§ Your instructions
Filter for the word "color" and keep each matching line.

Start of Extracted entries

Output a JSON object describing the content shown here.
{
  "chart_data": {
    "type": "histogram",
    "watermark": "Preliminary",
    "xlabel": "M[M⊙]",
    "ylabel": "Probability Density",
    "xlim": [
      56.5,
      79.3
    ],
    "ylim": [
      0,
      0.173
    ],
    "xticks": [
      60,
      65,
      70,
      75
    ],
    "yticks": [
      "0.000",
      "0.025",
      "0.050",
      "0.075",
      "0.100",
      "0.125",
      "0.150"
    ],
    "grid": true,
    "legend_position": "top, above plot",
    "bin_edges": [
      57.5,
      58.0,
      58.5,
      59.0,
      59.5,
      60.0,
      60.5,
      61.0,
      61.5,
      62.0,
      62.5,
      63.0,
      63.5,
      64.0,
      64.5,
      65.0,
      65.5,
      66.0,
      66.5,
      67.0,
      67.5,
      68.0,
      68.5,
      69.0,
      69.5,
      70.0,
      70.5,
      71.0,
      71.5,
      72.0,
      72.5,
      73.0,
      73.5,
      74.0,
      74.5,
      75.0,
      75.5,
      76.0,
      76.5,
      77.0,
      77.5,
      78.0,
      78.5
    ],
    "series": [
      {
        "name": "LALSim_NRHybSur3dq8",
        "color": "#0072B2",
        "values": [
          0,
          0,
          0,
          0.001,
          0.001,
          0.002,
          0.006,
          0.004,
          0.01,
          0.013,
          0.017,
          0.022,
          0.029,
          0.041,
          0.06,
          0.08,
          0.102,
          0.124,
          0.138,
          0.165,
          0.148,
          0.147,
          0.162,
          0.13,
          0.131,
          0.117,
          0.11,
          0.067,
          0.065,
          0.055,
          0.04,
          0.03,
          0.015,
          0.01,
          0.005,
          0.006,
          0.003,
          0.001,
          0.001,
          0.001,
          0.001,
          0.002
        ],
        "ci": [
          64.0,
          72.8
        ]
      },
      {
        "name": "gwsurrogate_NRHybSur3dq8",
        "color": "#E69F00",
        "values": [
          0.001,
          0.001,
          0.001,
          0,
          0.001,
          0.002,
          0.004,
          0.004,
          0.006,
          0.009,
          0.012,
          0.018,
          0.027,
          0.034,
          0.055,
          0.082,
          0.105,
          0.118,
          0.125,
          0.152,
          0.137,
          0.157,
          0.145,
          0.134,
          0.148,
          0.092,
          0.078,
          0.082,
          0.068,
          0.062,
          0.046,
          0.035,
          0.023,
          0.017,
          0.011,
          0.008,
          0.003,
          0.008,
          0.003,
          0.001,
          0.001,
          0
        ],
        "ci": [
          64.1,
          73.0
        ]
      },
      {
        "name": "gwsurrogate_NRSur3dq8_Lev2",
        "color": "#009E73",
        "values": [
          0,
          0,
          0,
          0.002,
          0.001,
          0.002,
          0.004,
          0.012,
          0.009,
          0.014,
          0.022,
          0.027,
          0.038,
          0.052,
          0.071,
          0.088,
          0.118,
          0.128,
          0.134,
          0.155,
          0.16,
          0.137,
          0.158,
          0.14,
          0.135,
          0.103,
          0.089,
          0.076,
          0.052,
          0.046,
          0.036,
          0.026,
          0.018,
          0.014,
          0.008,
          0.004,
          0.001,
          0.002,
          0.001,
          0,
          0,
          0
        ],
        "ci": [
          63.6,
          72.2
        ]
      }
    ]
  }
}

End of Extracted entries

§ The solution
        "color": "#0072B2",
        "color": "#E69F00",
        "color": "#009E73",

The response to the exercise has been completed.